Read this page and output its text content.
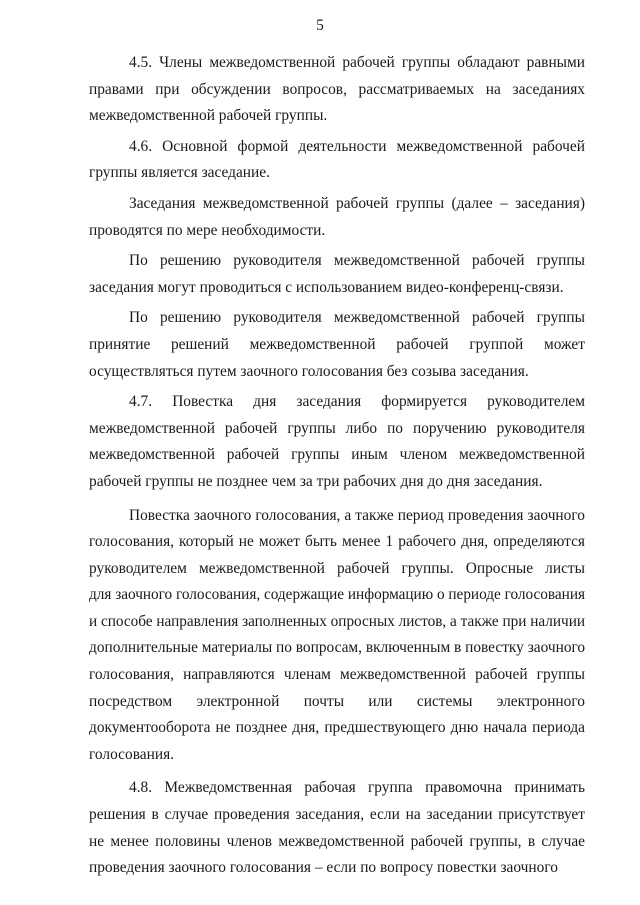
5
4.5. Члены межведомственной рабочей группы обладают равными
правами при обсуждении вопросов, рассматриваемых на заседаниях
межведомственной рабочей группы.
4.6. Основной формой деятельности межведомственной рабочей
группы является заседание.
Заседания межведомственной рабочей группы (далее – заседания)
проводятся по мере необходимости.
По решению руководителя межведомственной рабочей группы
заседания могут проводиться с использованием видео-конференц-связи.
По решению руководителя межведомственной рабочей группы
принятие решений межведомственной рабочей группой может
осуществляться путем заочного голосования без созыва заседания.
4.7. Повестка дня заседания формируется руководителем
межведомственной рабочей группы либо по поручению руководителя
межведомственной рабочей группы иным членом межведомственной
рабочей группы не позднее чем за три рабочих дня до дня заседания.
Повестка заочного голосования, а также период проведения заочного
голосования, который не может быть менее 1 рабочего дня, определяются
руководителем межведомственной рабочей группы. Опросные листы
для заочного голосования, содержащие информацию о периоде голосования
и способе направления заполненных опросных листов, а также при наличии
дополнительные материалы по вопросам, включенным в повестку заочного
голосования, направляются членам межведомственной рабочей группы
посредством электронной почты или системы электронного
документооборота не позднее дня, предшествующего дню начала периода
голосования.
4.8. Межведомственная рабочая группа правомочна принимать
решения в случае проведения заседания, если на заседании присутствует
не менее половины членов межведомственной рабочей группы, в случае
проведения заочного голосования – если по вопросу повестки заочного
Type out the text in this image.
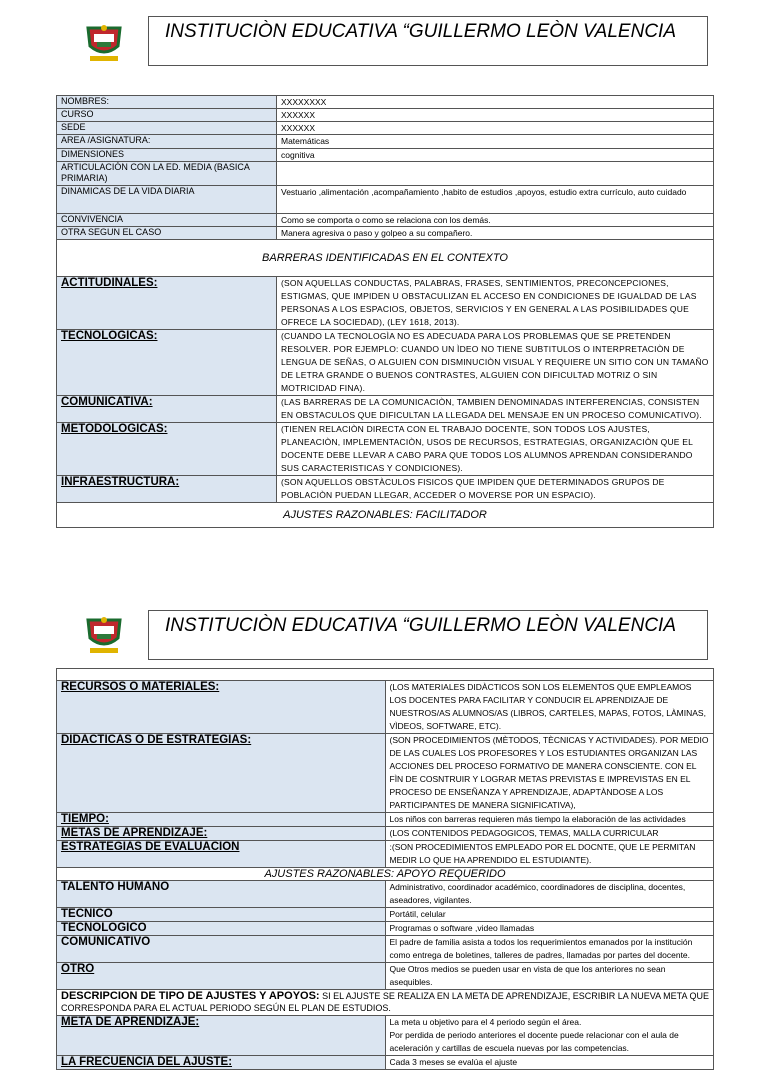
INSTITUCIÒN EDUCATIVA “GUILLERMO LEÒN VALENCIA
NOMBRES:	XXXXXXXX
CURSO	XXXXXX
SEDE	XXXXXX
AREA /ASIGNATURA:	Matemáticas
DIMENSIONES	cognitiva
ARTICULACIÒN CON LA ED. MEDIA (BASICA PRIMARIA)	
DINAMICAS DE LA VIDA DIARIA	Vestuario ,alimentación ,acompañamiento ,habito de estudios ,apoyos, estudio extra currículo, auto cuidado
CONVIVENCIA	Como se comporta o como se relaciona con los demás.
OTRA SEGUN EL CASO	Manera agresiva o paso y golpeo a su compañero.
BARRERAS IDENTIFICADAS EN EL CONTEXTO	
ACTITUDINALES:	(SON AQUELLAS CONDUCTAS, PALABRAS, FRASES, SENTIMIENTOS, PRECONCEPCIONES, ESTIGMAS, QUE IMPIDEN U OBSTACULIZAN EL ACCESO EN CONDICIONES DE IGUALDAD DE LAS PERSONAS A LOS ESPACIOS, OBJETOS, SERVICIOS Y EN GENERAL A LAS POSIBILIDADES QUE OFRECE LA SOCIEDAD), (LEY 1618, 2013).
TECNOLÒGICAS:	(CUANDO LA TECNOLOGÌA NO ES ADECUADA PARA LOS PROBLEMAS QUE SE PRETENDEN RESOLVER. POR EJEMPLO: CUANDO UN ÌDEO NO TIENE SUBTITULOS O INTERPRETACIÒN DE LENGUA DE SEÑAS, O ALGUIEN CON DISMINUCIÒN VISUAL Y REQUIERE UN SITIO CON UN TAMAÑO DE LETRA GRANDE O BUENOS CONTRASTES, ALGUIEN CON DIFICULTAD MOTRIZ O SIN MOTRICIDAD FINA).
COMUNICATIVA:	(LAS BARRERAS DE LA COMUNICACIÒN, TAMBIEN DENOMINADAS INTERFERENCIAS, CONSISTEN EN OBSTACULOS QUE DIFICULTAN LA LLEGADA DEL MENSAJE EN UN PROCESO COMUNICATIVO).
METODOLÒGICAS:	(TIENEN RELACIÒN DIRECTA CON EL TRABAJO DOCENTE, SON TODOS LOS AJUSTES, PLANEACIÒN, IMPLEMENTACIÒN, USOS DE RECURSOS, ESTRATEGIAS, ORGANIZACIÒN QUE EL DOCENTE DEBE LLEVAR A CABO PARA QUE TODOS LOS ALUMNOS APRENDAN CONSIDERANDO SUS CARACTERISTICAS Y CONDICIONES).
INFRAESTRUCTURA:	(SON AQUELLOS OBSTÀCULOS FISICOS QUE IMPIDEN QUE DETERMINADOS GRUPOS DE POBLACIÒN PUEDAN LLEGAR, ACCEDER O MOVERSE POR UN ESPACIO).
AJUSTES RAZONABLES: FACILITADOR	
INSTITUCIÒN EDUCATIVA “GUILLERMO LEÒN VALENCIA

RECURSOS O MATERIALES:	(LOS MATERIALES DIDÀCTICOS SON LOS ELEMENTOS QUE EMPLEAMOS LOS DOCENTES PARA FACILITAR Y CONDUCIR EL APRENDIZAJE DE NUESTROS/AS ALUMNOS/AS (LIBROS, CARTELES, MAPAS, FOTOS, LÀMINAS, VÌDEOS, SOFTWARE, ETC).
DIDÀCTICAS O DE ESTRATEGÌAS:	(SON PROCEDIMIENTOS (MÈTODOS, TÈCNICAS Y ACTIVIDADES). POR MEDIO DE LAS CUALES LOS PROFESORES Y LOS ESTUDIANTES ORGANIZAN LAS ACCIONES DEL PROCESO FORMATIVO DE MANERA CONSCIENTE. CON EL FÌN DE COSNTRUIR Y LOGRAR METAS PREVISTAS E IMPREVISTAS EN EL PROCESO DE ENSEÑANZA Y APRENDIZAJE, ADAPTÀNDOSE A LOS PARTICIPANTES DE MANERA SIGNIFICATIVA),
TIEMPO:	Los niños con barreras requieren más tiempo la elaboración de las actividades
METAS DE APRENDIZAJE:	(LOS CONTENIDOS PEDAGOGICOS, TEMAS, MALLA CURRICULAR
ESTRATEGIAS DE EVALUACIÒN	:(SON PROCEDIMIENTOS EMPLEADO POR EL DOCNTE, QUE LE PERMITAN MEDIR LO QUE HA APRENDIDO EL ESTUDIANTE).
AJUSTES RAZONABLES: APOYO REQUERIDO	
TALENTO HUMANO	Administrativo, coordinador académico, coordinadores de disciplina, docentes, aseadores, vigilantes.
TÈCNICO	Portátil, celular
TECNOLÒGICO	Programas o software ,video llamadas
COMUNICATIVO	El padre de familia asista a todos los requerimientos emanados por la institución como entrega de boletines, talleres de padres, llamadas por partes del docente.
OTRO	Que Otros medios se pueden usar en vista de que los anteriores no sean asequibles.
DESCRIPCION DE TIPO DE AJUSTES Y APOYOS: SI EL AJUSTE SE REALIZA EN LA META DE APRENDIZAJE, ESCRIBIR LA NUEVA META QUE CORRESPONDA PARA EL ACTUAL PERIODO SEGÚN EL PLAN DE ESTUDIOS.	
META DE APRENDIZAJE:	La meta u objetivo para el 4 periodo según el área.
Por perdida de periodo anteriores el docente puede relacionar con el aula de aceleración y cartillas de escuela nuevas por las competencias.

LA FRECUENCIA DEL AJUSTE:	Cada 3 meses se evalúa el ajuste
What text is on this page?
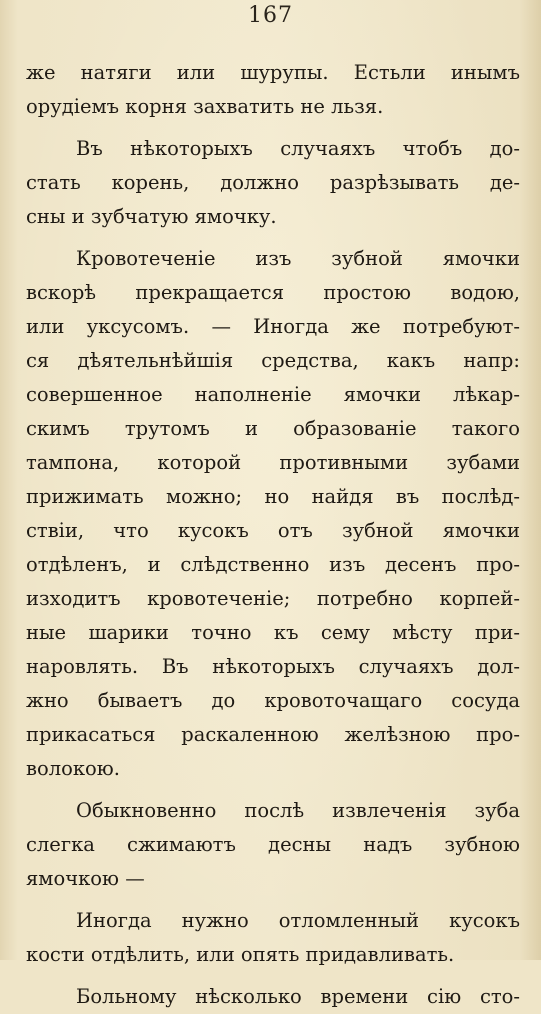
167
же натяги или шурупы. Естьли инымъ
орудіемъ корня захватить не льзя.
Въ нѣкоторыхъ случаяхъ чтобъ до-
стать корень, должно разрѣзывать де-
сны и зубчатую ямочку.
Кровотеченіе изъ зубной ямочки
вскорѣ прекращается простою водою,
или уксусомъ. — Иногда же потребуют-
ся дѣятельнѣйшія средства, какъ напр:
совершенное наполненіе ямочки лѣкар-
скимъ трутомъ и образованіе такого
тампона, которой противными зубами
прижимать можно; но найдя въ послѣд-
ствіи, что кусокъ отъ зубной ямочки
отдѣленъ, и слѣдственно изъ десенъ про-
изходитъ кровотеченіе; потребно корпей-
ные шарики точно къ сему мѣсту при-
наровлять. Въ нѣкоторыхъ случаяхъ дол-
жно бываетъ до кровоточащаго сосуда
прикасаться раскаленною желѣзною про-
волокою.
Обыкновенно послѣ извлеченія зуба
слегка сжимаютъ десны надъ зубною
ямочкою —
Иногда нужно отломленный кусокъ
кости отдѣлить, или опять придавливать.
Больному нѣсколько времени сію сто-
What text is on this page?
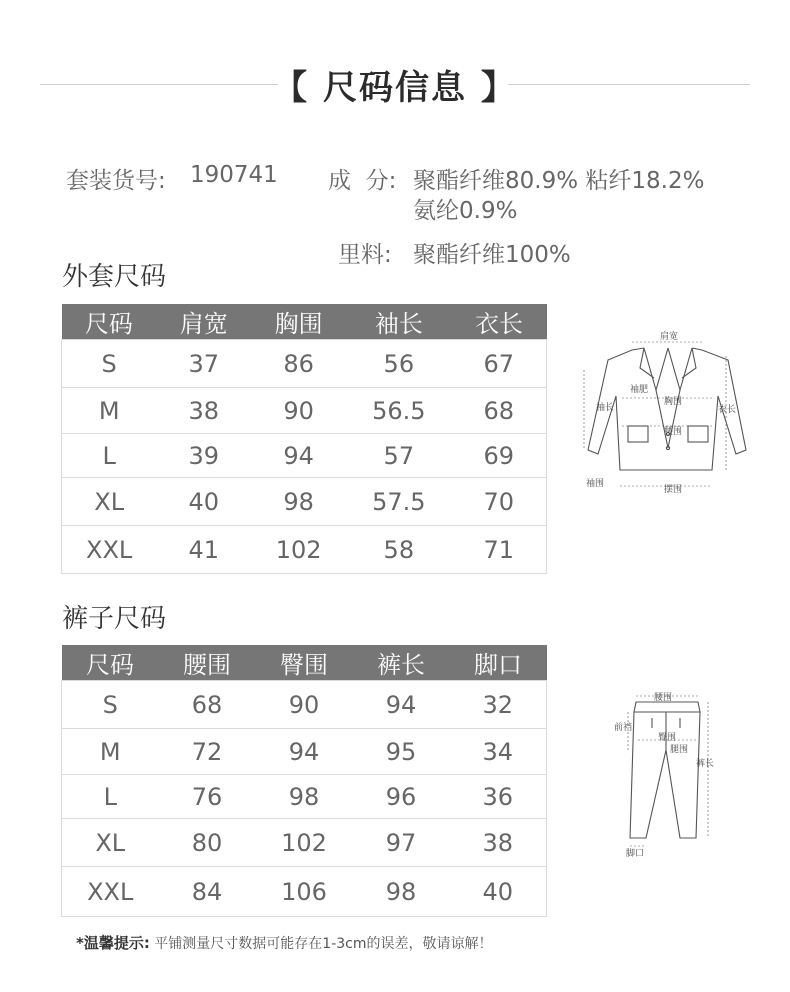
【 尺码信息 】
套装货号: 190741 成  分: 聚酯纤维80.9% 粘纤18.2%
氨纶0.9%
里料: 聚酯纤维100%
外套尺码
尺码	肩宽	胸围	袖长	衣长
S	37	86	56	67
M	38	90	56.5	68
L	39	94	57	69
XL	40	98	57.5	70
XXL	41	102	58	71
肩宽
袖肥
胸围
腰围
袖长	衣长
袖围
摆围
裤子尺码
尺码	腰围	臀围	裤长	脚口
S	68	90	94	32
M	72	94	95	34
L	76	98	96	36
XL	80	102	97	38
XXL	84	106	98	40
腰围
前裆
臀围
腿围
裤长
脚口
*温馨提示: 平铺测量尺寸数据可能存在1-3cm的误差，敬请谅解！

━━━━━━━━

WORK TO BE COMPLETED |
Scan the listing above for the word "голосования" and copy every line that holds it.

ANSWER TO THIS PROBLEM |
осуществляться путем заочного голосования без созыва заседания.
Повестка заочного голосования, а также период проведения заочного
голосования, который не может быть менее 1 рабочего дня, определяются
для заочного голосования, содержащие информацию о периоде голосования
голосования, направляются членам межведомственной рабочей группы
голосования.
проведения заочного голосования – если по вопросу повестки заочного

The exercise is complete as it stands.